→ What you need to do: Write every line of the material out exactly as shown.

===

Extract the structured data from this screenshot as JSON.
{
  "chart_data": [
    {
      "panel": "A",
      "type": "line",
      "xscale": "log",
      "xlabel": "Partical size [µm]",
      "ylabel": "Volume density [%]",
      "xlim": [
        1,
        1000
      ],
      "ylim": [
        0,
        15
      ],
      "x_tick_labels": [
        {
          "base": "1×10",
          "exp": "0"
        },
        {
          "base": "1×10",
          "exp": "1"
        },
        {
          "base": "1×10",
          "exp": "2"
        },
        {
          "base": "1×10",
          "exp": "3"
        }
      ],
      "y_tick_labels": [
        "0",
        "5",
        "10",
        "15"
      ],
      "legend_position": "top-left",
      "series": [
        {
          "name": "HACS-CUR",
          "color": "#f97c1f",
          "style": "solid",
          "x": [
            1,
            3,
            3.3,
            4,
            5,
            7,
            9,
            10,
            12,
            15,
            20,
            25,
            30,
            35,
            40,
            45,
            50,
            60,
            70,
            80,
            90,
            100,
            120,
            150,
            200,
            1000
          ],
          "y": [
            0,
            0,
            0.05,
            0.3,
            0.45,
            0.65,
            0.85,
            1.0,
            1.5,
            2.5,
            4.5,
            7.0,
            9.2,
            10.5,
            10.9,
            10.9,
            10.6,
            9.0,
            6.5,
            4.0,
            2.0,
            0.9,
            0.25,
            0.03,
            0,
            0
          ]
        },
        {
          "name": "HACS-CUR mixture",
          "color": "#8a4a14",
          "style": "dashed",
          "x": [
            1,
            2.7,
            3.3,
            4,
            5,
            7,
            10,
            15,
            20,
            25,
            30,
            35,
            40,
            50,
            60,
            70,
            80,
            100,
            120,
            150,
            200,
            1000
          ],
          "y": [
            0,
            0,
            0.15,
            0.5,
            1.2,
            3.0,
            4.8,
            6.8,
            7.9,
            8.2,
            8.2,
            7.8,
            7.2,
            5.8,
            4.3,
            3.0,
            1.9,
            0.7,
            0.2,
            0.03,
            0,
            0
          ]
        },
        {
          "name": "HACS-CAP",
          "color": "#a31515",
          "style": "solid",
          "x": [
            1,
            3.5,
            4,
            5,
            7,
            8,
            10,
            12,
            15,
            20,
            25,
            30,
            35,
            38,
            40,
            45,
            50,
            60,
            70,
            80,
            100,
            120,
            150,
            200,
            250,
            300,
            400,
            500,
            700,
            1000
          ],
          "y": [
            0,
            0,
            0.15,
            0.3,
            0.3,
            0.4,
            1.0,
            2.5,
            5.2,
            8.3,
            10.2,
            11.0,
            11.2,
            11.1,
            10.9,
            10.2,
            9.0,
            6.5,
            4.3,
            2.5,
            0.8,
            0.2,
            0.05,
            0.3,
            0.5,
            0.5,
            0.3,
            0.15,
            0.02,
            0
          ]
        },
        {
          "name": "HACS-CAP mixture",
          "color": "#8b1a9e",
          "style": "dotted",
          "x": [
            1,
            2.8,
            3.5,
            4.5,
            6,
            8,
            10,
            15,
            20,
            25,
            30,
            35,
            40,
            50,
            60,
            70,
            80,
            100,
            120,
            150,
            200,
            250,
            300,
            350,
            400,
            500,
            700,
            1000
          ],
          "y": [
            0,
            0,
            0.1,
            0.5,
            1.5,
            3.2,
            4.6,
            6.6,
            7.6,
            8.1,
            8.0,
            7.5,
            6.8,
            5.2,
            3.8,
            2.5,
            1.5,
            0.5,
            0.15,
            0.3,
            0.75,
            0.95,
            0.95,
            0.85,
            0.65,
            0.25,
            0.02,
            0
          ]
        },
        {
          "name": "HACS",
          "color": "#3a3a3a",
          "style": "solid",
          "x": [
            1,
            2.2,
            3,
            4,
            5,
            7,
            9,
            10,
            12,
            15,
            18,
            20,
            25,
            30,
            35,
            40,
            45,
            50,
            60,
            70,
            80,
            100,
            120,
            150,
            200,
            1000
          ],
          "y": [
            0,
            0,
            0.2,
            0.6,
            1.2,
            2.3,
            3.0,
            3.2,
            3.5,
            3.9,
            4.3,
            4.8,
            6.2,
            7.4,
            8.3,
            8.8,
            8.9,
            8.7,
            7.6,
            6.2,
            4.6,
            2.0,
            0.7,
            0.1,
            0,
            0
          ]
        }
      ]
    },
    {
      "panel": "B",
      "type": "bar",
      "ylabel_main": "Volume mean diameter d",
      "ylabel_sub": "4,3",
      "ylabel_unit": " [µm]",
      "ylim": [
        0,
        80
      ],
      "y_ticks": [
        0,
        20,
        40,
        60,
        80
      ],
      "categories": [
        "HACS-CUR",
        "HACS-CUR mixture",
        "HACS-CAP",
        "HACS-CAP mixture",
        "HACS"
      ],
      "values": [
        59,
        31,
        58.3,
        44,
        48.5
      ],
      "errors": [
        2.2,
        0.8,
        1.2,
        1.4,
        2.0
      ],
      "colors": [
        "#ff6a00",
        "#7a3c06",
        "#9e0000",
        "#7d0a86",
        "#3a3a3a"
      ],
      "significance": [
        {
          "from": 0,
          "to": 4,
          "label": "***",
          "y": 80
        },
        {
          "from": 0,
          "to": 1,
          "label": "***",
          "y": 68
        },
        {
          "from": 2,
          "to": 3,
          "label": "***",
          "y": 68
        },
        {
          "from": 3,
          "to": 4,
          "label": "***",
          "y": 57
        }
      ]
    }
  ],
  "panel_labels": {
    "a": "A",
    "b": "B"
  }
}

===

→ Written response:
Extract the structured data from this screenshot as JSON.
{
  "chart_data": [
    {
      "panel": "A",
      "type": "line",
      "xscale": "log",
      "xlabel": "Partical size [µm]",
      "ylabel": "Volume density [%]",
      "xlim": [
        1,
        1000
      ],
      "ylim": [
        0,
        15
      ],
      "x_tick_labels": [
        {
          "base": "1×10",
          "exp": "0"
        },
        {
          "base": "1×10",
          "exp": "1"
        },
        {
          "base": "1×10",
          "exp": "2"
        },
        {
          "base": "1×10",
          "exp": "3"
        }
      ],
      "y_tick_labels": [
        "0",
        "5",
        "10",
        "15"
      ],
      "legend_position": "top-left",
      "series": [
        {
          "name": "HACS-CUR",
          "color": "#f97c1f",
          "style": "solid",
          "x": [
            1,
            3,
            3.3,
            4,
            5,
            7,
            9,
            10,
            12,
            15,
            20,
            25,
            30,
            35,
            40,
            45,
            50,
            60,
            70,
            80,
            90,
            100,
            120,
            150,
            200,
            1000
          ],
          "y": [
            0,
            0,
            0.05,
            0.3,
            0.45,
            0.65,
            0.85,
            1.0,
            1.5,
            2.5,
            4.5,
            7.0,
            9.2,
            10.5,
            10.9,
            10.9,
            10.6,
            9.0,
            6.5,
            4.0,
            2.0,
            0.9,
            0.25,
            0.03,
            0,
            0
          ]
        },
        {
          "name": "HACS-CUR mixture",
          "color": "#8a4a14",
          "style": "dashed",
          "x": [
            1,
            2.7,
            3.3,
            4,
            5,
            7,
            10,
            15,
            20,
            25,
            30,
            35,
            40,
            50,
            60,
            70,
            80,
            100,
            120,
            150,
            200,
            1000
          ],
          "y": [
            0,
            0,
            0.15,
            0.5,
            1.2,
            3.0,
            4.8,
            6.8,
            7.9,
            8.2,
            8.2,
            7.8,
            7.2,
            5.8,
            4.3,
            3.0,
            1.9,
            0.7,
            0.2,
            0.03,
            0,
            0
          ]
        },
        {
          "name": "HACS-CAP",
          "color": "#a31515",
          "style": "solid",
          "x": [
            1,
            3.5,
            4,
            5,
            7,
            8,
            10,
            12,
            15,
            20,
            25,
            30,
            35,
            38,
            40,
            45,
            50,
            60,
            70,
            80,
            100,
            120,
            150,
            200,
            250,
            300,
            400,
            500,
            700,
            1000
          ],
          "y": [
            0,
            0,
            0.15,
            0.3,
            0.3,
            0.4,
            1.0,
            2.5,
            5.2,
            8.3,
            10.2,
            11.0,
            11.2,
            11.1,
            10.9,
            10.2,
            9.0,
            6.5,
            4.3,
            2.5,
            0.8,
            0.2,
            0.05,
            0.3,
            0.5,
            0.5,
            0.3,
            0.15,
            0.02,
            0
          ]
        },
        {
          "name": "HACS-CAP mixture",
          "color": "#8b1a9e",
          "style": "dotted",
          "x": [
            1,
            2.8,
            3.5,
            4.5,
            6,
            8,
            10,
            15,
            20,
            25,
            30,
            35,
            40,
            50,
            60,
            70,
            80,
            100,
            120,
            150,
            200,
            250,
            300,
            350,
            400,
            500,
            700,
            1000
          ],
          "y": [
            0,
            0,
            0.1,
            0.5,
            1.5,
            3.2,
            4.6,
            6.6,
            7.6,
            8.1,
            8.0,
            7.5,
            6.8,
            5.2,
            3.8,
            2.5,
            1.5,
            0.5,
            0.15,
            0.3,
            0.75,
            0.95,
            0.95,
            0.85,
            0.65,
            0.25,
            0.02,
            0
          ]
        },
        {
          "name": "HACS",
          "color": "#3a3a3a",
          "style": "solid",
          "x": [
            1,
            2.2,
            3,
            4,
            5,
            7,
            9,
            10,
            12,
            15,
            18,
            20,
            25,
            30,
            35,
            40,
            45,
            50,
            60,
            70,
            80,
            100,
            120,
            150,
            200,
            1000
          ],
          "y": [
            0,
            0,
            0.2,
            0.6,
            1.2,
            2.3,
            3.0,
            3.2,
            3.5,
            3.9,
            4.3,
            4.8,
            6.2,
            7.4,
            8.3,
            8.8,
            8.9,
            8.7,
            7.6,
            6.2,
            4.6,
            2.0,
            0.7,
            0.1,
            0,
            0
          ]
        }
      ]
    },
    {
      "panel": "B",
      "type": "bar",
      "ylabel_main": "Volume mean diameter d",
      "ylabel_sub": "4,3",
      "ylabel_unit": " [µm]",
      "ylim": [
        0,
        80
      ],
      "y_ticks": [
        0,
        20,
        40,
        60,
        80
      ],
      "categories": [
        "HACS-CUR",
        "HACS-CUR mixture",
        "HACS-CAP",
        "HACS-CAP mixture",
        "HACS"
      ],
      "values": [
        59,
        31,
        58.3,
        44,
        48.5
      ],
      "errors": [
        2.2,
        0.8,
        1.2,
        1.4,
        2.0
      ],
      "colors": [
        "#ff6a00",
        "#7a3c06",
        "#9e0000",
        "#7d0a86",
        "#3a3a3a"
      ],
      "significance": [
        {
          "from": 0,
          "to": 4,
          "label": "***",
          "y": 80
        },
        {
          "from": 0,
          "to": 1,
          "label": "***",
          "y": 68
        },
        {
          "from": 2,
          "to": 3,
          "label": "***",
          "y": 68
        },
        {
          "from": 3,
          "to": 4,
          "label": "***",
          "y": 57
        }
      ]
    }
  ],
  "panel_labels": {
    "a": "A",
    "b": "B"
  }
}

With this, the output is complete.